── TASK INPUT ──

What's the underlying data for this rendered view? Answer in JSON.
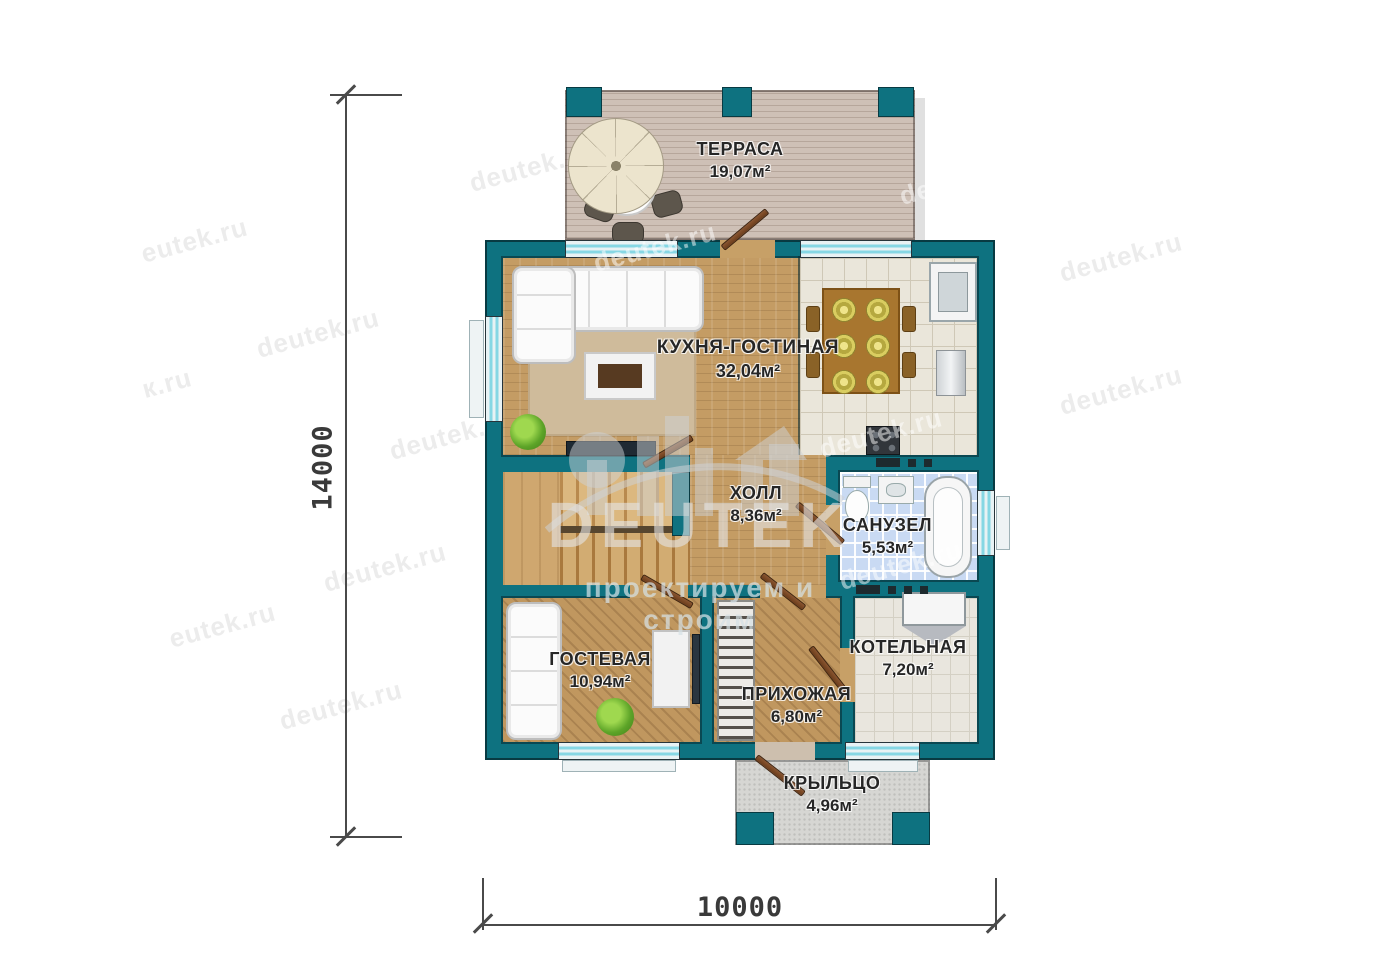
{
  "watermarks": {
    "site": "deutek.ru",
    "site_cut": "eutek.ru",
    "site_cut_small": "к.ru",
    "logo_text": "DEUTEK",
    "logo_tagline": "проектируем и строим"
  },
  "rooms": {
    "terrace": {
      "name": "ТЕРРАСА",
      "area": "19,07м²"
    },
    "kitchen_living": {
      "name": "КУХНЯ-ГОСТИНАЯ",
      "area": "32,04м²"
    },
    "hall": {
      "name": "ХОЛЛ",
      "area": "8,36м²"
    },
    "bathroom": {
      "name": "САНУЗЕЛ",
      "area": "5,53м²"
    },
    "guest": {
      "name": "ГОСТЕВАЯ",
      "area": "10,94м²"
    },
    "entry": {
      "name": "ПРИХОЖАЯ",
      "area": "6,80м²"
    },
    "boiler": {
      "name": "КОТЕЛЬНАЯ",
      "area": "7,20м²"
    },
    "porch": {
      "name": "КРЫЛЬЦО",
      "area": "4,96м²"
    }
  },
  "dimensions": {
    "vertical_mm": "14000",
    "horizontal_mm": "10000"
  },
  "colors": {
    "wall": "#0e7280",
    "window_glass": "#86d7e4",
    "wood_floor": "#c49c64",
    "kitchen_tile": "#eae6da",
    "bathroom_tile": "#c9daf3",
    "terrace_floor": "#cec0b6",
    "porch_floor": "#d6d6d3",
    "door": "#7a4726",
    "dimension_line": "#4a4a4a",
    "label_text": "#262626",
    "watermark": "#ececec"
  }
}
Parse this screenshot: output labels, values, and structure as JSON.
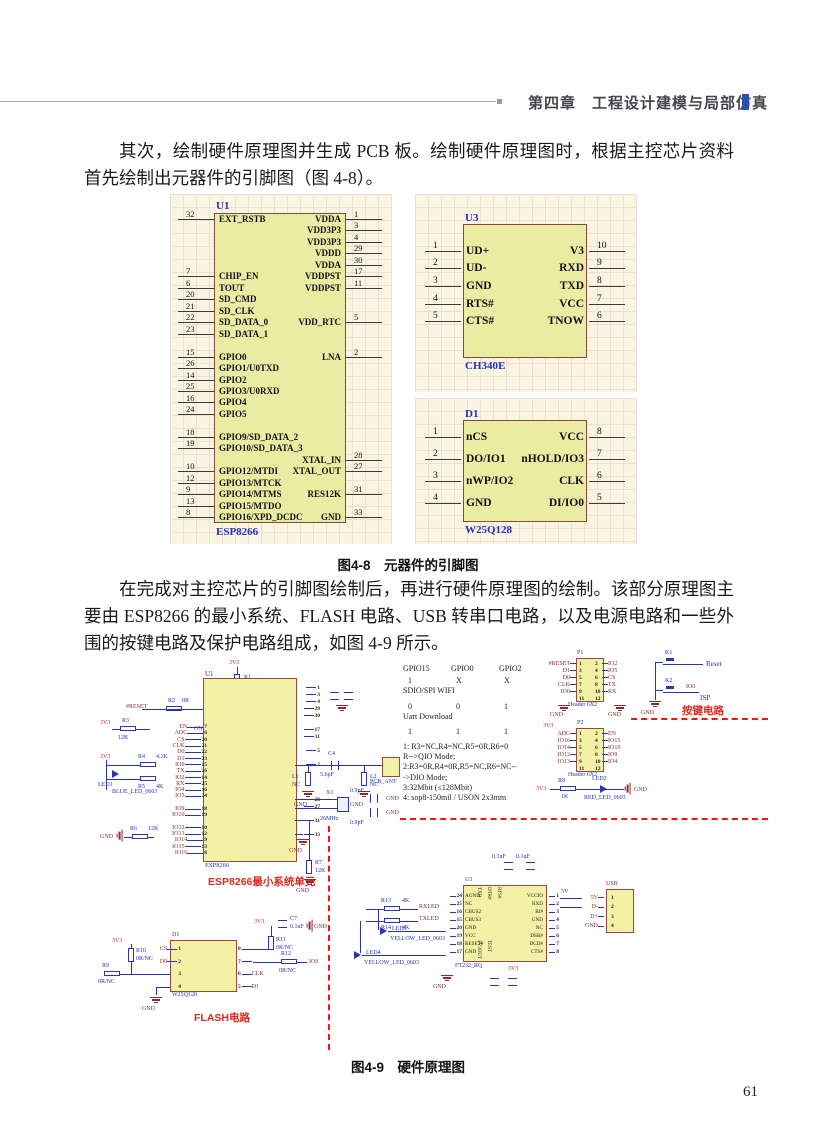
{
  "header": {
    "chapter": "第四章",
    "title": "工程设计建模与局部仿真"
  },
  "page_number": "61",
  "para1": "其次，绘制硬件原理图并生成 PCB 板。绘制硬件原理图时，根据主控芯片资料首先绘制出元器件的引脚图（图 4-8）。",
  "para2": "在完成对主控芯片的引脚图绘制后，再进行硬件原理图的绘制。该部分原理图主要由 ESP8266 的最小系统、FLASH 电路、USB 转串口电路，以及电源电路和一些外围的按键电路及保护电路组成，如图 4-9 所示。",
  "fig48": {
    "caption": "图4-8　元器件的引脚图",
    "u1": {
      "designator": "U1",
      "name": "ESP8266",
      "rows": [
        {
          "ln": "32",
          "ll": "EXT_RSTB",
          "rn": "1",
          "rl": "VDDA"
        },
        {
          "ln": "",
          "ll": "",
          "rn": "3",
          "rl": "VDD3P3"
        },
        {
          "ln": "",
          "ll": "",
          "rn": "4",
          "rl": "VDD3P3"
        },
        {
          "ln": "",
          "ll": "",
          "rn": "29",
          "rl": "VDDD"
        },
        {
          "ln": "",
          "ll": "",
          "rn": "30",
          "rl": "VDDA"
        },
        {
          "ln": "7",
          "ll": "CHIP_EN",
          "rn": "17",
          "rl": "VDDPST"
        },
        {
          "ln": "6",
          "ll": "TOUT",
          "rn": "11",
          "rl": "VDDPST"
        },
        {
          "ln": "20",
          "ll": "SD_CMD",
          "rn": "",
          "rl": ""
        },
        {
          "ln": "21",
          "ll": "SD_CLK",
          "rn": "",
          "rl": ""
        },
        {
          "ln": "22",
          "ll": "SD_DATA_0",
          "rn": "5",
          "rl": "VDD_RTC"
        },
        {
          "ln": "23",
          "ll": "SD_DATA_1",
          "rn": "",
          "rl": ""
        },
        {
          "ln": "",
          "ll": "",
          "rn": "",
          "rl": ""
        },
        {
          "ln": "15",
          "ll": "GPIO0",
          "rn": "2",
          "rl": "LNA"
        },
        {
          "ln": "26",
          "ll": "GPIO1/U0TXD",
          "rn": "",
          "rl": ""
        },
        {
          "ln": "14",
          "ll": "GPIO2",
          "rn": "",
          "rl": ""
        },
        {
          "ln": "25",
          "ll": "GPIO3/U0RXD",
          "rn": "",
          "rl": ""
        },
        {
          "ln": "16",
          "ll": "GPIO4",
          "rn": "",
          "rl": ""
        },
        {
          "ln": "24",
          "ll": "GPIO5",
          "rn": "",
          "rl": ""
        },
        {
          "ln": "",
          "ll": "",
          "rn": "",
          "rl": ""
        },
        {
          "ln": "18",
          "ll": "GPIO9/SD_DATA_2",
          "rn": "",
          "rl": ""
        },
        {
          "ln": "19",
          "ll": "GPIO10/SD_DATA_3",
          "rn": "",
          "rl": ""
        },
        {
          "ln": "",
          "ll": "",
          "rn": "28",
          "rl": "XTAL_IN"
        },
        {
          "ln": "10",
          "ll": "GPIO12/MTDI",
          "rn": "27",
          "rl": "XTAL_OUT"
        },
        {
          "ln": "12",
          "ll": "GPIO13/MTCK",
          "rn": "",
          "rl": ""
        },
        {
          "ln": "9",
          "ll": "GPIO14/MTMS",
          "rn": "31",
          "rl": "RES12K"
        },
        {
          "ln": "13",
          "ll": "GPIO15/MTDO",
          "rn": "",
          "rl": ""
        },
        {
          "ln": "8",
          "ll": "GPIO16/XPD_DCDC",
          "rn": "33",
          "rl": "GND"
        }
      ]
    },
    "u3": {
      "designator": "U3",
      "name": "CH340E",
      "rows": [
        {
          "ln": "1",
          "ll": "UD+",
          "rn": "10",
          "rl": "V3"
        },
        {
          "ln": "2",
          "ll": "UD-",
          "rn": "9",
          "rl": "RXD"
        },
        {
          "ln": "3",
          "ll": "GND",
          "rn": "8",
          "rl": "TXD"
        },
        {
          "ln": "4",
          "ll": "RTS#",
          "rn": "7",
          "rl": "VCC"
        },
        {
          "ln": "5",
          "ll": "CTS#",
          "rn": "6",
          "rl": "TNOW"
        }
      ]
    },
    "d1": {
      "designator": "D1",
      "name": "W25Q128",
      "rows": [
        {
          "ln": "1",
          "ll": "nCS",
          "rn": "8",
          "rl": "VCC"
        },
        {
          "ln": "2",
          "ll": "DO/IO1",
          "rn": "7",
          "rl": "nHOLD/IO3"
        },
        {
          "ln": "3",
          "ll": "nWP/IO2",
          "rn": "6",
          "rl": "CLK"
        },
        {
          "ln": "4",
          "ll": "GND",
          "rn": "5",
          "rl": "DI/IO0"
        }
      ]
    }
  },
  "fig49": {
    "caption": "图4-9　硬件原理图",
    "esp": {
      "designator": "U1",
      "name": "ESP8266",
      "region": "ESP8266最小系统单元",
      "v1": "3V3",
      "r1": "R1",
      "r1v": "2K",
      "reset": "#RESET",
      "r2": "R2",
      "r2v": "0R",
      "c1": "C1",
      "c1v": "1uF",
      "gnd1": "GND",
      "v2": "3V3",
      "r3": "R3",
      "r3v": "12K",
      "v3": "3V3",
      "led1": "LED1",
      "led1n": "BLUE_LED_0603",
      "r4": "R4",
      "r4v": "4.2K",
      "r5": "R5",
      "r5v": "4K",
      "gnd2": "GND",
      "r6": "R6",
      "r6v": "12K",
      "gnd3": "GND",
      "r7": "R7",
      "r7v": "12K",
      "gnd4": "GND",
      "pins": [
        {
          "s": "EN",
          "n": "7"
        },
        {
          "s": "ADC",
          "n": "6"
        },
        {
          "s": "CS",
          "n": "20"
        },
        {
          "s": "CLK",
          "n": "21"
        },
        {
          "s": "D0",
          "n": "22"
        },
        {
          "s": "D1",
          "n": "23"
        },
        {
          "s": "IO0",
          "n": "15"
        },
        {
          "s": "TX",
          "n": "26"
        },
        {
          "s": "IO2",
          "n": "14"
        },
        {
          "s": "RX",
          "n": "25"
        },
        {
          "s": "IO4",
          "n": "16"
        },
        {
          "s": "IO5",
          "n": "24"
        },
        {
          "s": "",
          "n": ""
        },
        {
          "s": "IO9",
          "n": "18"
        },
        {
          "s": "IO10",
          "n": "19"
        },
        {
          "s": "",
          "n": ""
        },
        {
          "s": "IO12",
          "n": "10"
        },
        {
          "s": "IO13",
          "n": "12"
        },
        {
          "s": "IO14",
          "n": "9"
        },
        {
          "s": "IO15",
          "n": "13"
        },
        {
          "s": "IO16",
          "n": "8"
        }
      ],
      "rpins": [
        "1",
        "3",
        "4",
        "29",
        "30",
        "",
        "17",
        "11",
        "",
        "5",
        "",
        "2",
        "",
        "",
        "",
        "",
        "28",
        "27",
        "",
        "31",
        "",
        "33"
      ]
    },
    "ant": {
      "c4": "C4",
      "c4v": "5.6pF",
      "l1": "L1",
      "l1v": "NC",
      "l2": "L2",
      "l2v": "NC",
      "name": "PCB_ANT",
      "gnd1": "GND",
      "gnd2": "GND"
    },
    "xtal": {
      "name": "X1",
      "value": "26MHz",
      "c5v": "0.9pF",
      "c6v": "0.9pF",
      "gnd1": "GND",
      "gnd2": "GND"
    },
    "boot": {
      "cols": [
        "GPIO15",
        "GPIO0",
        "GPIO2"
      ],
      "r1": [
        "1",
        "X",
        "X"
      ],
      "l1": "SDIO/SPI WIFI",
      "r2": [
        "0",
        "0",
        "1"
      ],
      "l2": "Uart Download",
      "r3": [
        "1",
        "1",
        "1"
      ],
      "notes": [
        "1: R3=NC,R4=NC,R5=0R,R6=0",
        "R-->QIO Mode;",
        "2:R3=0R,R4=0R,R5=NC,R6=NC--",
        "->DIO Mode;",
        "3:32Mbit (≤128Mbit)",
        "4: sop8-150mil / USON 2x3mm"
      ]
    },
    "p1": {
      "designator": "P1",
      "name": "Header 6X2",
      "lnums": [
        "1",
        "3",
        "5",
        "7",
        "9",
        "11"
      ],
      "rnums": [
        "2",
        "4",
        "6",
        "8",
        "10",
        "12"
      ],
      "lsigs": [
        "#RESET",
        "D1",
        "D0",
        "CLK",
        "IO0",
        ""
      ],
      "rsigs": [
        "IO2",
        "IO5",
        "CS",
        "TX",
        "RX",
        ""
      ],
      "gndl": "GND",
      "gndr": "GND"
    },
    "p2": {
      "designator": "P2",
      "name": "Header 6X2",
      "pwr": "3V3",
      "lnums": [
        "1",
        "3",
        "5",
        "7",
        "9",
        "11"
      ],
      "rnums": [
        "2",
        "4",
        "6",
        "8",
        "10",
        "12"
      ],
      "lsigs": [
        "ADC",
        "IO16",
        "IO14",
        "IO12",
        "IO13",
        ""
      ],
      "rsigs": [
        "EN",
        "IO15",
        "IO10",
        "IO9",
        "IO4",
        ""
      ]
    },
    "led2": {
      "pwr": "3V3",
      "r8": "R8",
      "r8v": "1K",
      "led": "LED2",
      "name": "RED_LED_0603",
      "gnd": "GND"
    },
    "keys": {
      "k1": "K1",
      "k2": "K2",
      "reset": "Reset",
      "isp": "ISP",
      "io0": "IO0",
      "gnd": "GND",
      "region": "按键电路"
    },
    "flash": {
      "designator": "D1",
      "name": "W25Q128",
      "region": "FLASH电路",
      "pwr1": "3V3",
      "r10": "R10",
      "r10v": "0R/NC",
      "r9": "R9",
      "r9v": "0R/NC",
      "gnd1": "GND",
      "lpins": [
        {
          "s": "CS",
          "n": "1"
        },
        {
          "s": "D0",
          "n": "2"
        },
        {
          "s": "",
          "n": "3"
        },
        {
          "s": "",
          "n": "4"
        }
      ],
      "rpins": [
        {
          "n": "8",
          "s": ""
        },
        {
          "n": "7",
          "s": ""
        },
        {
          "n": "6",
          "s": "CLK"
        },
        {
          "n": "5",
          "s": "D1"
        }
      ],
      "pwr2": "3V3",
      "c7": "C7",
      "c7v": "0.1uF",
      "r11": "R11",
      "r11v": "0R/NC",
      "gnd2": "GND",
      "r12": "R12",
      "r12v": "0R/NC",
      "io0": "IO0"
    },
    "ft": {
      "designator": "U3",
      "name": "FT232_RQ",
      "lnums": [
        "24",
        "25",
        "16",
        "15",
        "20",
        "19",
        "18",
        "17"
      ],
      "lsigs": [
        "AGND",
        "NC",
        "CBUS2",
        "CBUS3",
        "GND",
        "VCC",
        "RESET#",
        "GND"
      ],
      "rsigs": [
        "VCCIO",
        "RXD",
        "RI#",
        "GND",
        "NC",
        "DSR#",
        "DCD#",
        "CTS#"
      ],
      "rnums": [
        "1",
        "2",
        "3",
        "4",
        "5",
        "6",
        "7",
        "8"
      ],
      "tsigs": [
        "TXD",
        "DTR#",
        "RTS#"
      ],
      "bsigs": [
        "3V3OUT",
        "TEST"
      ],
      "c1v": "0.1uF",
      "c2v": "0.1uF",
      "pwr": "3V3",
      "v5": "5V",
      "gnd": "GND"
    },
    "usb": {
      "title": "USB",
      "nums": [
        "1",
        "2",
        "3",
        "4"
      ],
      "sigs": [
        "5V",
        "D-",
        "D+",
        "GND"
      ]
    },
    "led34": {
      "r13": "R13",
      "r13v": "4K",
      "r14": "R14",
      "r14v": "4K",
      "rx": "RXLED",
      "tx": "TXLED",
      "led3": "LED3",
      "led3n": "YELLOW_LED_0603",
      "led4": "LED4",
      "led4n": "YELLOW_LED_0603"
    }
  }
}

───

# [REQUIRED WORK]
Copy out every line in the listing where the word "region" appears.

# [RESULT FOR THIS TASK]
      "region": "ESP8266最小系统单元",
      "region": "按键电路"
      "region": "FLASH电路",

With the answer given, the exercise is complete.